:: DATASET RECORDS ::
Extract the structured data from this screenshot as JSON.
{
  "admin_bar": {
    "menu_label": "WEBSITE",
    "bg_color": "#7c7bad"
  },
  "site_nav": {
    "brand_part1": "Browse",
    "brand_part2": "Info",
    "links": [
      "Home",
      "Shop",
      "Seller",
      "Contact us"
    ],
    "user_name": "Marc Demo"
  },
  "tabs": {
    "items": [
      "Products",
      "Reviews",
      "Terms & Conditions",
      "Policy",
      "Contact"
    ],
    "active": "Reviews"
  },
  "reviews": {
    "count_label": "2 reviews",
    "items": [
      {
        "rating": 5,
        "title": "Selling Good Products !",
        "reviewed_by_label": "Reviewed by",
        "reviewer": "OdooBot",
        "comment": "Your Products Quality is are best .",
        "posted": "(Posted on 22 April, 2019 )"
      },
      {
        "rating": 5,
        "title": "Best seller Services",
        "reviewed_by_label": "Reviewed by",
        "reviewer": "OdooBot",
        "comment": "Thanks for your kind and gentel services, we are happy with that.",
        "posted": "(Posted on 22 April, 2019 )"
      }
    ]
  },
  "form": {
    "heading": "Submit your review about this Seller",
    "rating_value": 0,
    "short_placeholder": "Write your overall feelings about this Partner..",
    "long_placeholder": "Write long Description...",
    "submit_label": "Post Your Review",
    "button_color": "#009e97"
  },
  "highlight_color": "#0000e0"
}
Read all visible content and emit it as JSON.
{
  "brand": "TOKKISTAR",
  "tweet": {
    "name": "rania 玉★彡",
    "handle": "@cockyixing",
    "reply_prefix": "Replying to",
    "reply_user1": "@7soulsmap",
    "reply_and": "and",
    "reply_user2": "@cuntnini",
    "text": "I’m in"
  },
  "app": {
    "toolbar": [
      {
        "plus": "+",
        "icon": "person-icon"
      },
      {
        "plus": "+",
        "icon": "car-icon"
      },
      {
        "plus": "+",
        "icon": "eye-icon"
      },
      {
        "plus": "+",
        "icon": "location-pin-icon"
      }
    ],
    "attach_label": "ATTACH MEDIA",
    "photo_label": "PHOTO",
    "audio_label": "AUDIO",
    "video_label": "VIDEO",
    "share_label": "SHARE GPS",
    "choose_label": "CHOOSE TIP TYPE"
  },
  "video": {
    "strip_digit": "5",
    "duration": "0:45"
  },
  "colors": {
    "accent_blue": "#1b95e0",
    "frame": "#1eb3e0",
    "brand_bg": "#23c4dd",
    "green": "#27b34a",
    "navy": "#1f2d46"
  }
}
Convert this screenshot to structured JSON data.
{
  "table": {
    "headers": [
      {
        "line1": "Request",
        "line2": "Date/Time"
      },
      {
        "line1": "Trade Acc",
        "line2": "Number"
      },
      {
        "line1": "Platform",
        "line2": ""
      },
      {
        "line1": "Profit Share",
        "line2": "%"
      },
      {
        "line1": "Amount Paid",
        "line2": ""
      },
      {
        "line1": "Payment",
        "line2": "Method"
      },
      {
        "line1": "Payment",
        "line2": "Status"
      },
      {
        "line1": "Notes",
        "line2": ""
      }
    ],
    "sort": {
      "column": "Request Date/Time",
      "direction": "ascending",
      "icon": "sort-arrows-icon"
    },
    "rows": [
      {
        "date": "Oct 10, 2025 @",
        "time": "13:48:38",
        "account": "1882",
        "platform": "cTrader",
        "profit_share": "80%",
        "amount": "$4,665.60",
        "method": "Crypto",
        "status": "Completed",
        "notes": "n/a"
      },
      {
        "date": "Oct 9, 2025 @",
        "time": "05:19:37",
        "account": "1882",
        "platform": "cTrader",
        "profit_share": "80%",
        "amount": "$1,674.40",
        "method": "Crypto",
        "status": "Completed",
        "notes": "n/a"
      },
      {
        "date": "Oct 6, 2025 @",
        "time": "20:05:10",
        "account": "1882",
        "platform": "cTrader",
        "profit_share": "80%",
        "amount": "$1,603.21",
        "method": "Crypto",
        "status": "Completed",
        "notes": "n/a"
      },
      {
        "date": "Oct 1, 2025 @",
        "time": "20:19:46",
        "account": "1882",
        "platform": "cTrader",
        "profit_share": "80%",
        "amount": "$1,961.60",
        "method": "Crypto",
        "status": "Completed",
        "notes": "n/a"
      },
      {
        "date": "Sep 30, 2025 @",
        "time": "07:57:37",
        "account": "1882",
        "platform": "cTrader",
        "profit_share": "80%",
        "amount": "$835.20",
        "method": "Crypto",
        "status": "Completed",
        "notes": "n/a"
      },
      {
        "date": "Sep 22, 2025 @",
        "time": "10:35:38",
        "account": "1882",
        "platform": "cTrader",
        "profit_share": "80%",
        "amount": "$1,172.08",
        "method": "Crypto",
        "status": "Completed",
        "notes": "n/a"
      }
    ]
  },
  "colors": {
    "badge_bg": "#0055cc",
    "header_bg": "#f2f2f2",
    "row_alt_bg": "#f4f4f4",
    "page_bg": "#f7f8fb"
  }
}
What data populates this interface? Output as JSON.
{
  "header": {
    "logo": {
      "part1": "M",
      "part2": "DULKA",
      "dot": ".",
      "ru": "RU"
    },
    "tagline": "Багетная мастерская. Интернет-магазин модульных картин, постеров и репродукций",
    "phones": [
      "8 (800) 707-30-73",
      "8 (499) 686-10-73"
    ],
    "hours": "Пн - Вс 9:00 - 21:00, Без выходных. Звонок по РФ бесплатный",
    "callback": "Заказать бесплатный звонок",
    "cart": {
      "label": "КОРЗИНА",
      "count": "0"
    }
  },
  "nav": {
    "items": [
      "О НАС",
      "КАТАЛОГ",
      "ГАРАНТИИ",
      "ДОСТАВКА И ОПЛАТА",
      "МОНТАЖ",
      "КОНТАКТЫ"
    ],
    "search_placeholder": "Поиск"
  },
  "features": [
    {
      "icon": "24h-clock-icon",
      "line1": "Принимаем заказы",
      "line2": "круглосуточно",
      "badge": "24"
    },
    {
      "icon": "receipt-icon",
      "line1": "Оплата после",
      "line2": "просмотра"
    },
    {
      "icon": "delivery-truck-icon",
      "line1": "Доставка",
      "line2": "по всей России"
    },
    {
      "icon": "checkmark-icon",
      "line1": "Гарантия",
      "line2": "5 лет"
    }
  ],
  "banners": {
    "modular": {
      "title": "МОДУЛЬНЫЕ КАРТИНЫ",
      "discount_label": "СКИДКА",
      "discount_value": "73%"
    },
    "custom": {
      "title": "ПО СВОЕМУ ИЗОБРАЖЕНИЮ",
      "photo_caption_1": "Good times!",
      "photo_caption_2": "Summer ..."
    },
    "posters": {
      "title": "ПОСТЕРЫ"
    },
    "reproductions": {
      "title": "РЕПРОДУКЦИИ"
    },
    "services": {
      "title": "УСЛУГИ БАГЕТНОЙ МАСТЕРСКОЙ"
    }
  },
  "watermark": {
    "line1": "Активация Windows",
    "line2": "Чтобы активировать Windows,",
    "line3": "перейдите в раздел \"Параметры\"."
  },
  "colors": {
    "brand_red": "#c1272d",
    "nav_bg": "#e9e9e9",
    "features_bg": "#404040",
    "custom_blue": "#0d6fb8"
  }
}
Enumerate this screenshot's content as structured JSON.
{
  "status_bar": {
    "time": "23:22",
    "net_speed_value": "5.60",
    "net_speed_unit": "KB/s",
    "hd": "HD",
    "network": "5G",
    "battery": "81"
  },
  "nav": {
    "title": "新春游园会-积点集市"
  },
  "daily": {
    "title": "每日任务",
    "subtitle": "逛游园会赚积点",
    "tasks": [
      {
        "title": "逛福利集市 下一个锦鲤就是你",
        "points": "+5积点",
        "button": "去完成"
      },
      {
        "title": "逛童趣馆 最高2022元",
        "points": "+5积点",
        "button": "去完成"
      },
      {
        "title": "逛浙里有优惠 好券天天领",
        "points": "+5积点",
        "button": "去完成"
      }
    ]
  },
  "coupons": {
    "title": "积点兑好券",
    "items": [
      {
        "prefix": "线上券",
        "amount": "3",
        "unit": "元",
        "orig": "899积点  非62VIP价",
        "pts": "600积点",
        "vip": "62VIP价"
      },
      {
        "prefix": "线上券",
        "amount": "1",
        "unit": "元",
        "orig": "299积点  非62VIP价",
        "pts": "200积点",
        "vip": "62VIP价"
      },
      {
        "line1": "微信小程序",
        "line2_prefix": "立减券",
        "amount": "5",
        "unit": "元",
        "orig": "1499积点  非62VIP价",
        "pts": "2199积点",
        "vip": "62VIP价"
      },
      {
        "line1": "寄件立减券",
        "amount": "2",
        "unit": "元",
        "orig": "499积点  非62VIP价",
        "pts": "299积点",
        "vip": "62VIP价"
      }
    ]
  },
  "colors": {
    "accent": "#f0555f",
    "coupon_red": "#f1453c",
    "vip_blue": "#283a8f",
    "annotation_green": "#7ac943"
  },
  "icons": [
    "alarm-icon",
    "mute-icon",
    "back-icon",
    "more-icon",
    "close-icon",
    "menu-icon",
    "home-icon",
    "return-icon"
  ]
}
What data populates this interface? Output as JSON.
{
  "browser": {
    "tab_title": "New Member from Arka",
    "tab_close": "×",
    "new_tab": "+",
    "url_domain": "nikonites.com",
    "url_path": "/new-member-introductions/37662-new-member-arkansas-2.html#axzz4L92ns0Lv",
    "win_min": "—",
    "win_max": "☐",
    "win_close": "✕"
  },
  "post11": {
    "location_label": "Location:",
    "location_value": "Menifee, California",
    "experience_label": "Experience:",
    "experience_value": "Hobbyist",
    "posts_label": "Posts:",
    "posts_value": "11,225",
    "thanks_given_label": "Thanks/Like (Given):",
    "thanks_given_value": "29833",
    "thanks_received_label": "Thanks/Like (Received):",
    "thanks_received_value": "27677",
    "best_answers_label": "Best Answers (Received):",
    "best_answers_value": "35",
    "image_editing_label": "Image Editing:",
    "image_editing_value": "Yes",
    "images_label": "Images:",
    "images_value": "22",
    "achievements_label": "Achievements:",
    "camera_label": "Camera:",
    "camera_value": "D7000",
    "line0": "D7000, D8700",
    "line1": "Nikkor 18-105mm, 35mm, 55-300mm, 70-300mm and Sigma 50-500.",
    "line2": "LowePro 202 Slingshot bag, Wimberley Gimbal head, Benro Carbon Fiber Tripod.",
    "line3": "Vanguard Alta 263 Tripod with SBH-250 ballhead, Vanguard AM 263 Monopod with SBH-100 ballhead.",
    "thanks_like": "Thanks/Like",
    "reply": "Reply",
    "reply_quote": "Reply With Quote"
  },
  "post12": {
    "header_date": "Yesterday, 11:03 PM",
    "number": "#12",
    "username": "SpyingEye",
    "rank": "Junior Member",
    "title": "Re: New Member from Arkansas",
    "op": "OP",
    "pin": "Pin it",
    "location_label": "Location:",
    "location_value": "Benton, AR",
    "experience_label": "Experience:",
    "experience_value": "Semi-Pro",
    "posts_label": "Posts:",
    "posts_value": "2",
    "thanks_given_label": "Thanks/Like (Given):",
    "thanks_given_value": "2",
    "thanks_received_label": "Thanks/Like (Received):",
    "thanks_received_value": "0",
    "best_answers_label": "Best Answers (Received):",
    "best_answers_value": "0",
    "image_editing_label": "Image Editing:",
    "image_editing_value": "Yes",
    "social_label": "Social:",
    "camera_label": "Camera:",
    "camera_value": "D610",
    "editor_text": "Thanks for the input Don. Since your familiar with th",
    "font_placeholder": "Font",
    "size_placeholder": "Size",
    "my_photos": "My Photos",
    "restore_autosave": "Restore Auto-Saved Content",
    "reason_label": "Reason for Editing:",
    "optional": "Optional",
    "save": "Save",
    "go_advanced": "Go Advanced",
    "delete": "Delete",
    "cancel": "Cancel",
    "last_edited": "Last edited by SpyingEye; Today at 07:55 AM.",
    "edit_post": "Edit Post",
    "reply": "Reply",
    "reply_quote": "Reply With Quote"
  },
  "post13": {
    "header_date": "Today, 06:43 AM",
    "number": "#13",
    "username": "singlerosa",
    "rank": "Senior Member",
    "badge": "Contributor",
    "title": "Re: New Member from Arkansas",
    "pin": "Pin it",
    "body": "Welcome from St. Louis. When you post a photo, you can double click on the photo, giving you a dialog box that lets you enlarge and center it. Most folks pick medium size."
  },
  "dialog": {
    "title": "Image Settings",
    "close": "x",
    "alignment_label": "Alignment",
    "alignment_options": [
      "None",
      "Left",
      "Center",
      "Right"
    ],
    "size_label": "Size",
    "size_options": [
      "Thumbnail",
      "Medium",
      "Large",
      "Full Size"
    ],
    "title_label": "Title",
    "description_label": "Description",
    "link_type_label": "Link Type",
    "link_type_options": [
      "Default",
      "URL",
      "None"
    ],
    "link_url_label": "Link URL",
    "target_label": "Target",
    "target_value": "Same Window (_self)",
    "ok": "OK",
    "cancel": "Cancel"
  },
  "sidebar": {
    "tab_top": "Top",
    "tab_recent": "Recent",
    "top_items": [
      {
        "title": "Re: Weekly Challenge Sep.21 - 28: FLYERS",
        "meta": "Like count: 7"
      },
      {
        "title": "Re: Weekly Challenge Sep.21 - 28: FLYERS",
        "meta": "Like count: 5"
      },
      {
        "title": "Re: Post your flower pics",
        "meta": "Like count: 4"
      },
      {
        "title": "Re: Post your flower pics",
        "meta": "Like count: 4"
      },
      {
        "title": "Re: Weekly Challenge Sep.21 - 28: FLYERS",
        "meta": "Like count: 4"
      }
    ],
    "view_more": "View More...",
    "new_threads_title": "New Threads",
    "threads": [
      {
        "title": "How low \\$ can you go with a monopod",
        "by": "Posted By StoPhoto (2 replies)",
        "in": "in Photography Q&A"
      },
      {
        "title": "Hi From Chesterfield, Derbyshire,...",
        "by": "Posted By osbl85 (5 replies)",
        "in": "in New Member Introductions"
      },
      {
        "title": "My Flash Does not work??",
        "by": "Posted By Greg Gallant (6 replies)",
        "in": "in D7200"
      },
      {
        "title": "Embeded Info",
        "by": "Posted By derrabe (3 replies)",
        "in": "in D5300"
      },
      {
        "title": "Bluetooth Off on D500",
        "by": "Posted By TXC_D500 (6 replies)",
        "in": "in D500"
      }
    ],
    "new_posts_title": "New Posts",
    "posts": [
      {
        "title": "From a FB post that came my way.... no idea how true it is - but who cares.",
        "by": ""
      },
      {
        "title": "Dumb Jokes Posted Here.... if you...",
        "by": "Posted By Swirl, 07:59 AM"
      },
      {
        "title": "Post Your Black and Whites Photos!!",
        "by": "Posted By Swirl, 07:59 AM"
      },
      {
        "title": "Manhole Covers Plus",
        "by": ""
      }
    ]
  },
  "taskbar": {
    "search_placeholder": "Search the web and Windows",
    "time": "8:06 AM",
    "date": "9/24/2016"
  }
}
:::
THE PROBLEM. Write only the number of lines that include "orig".

THE OUTPUT. 4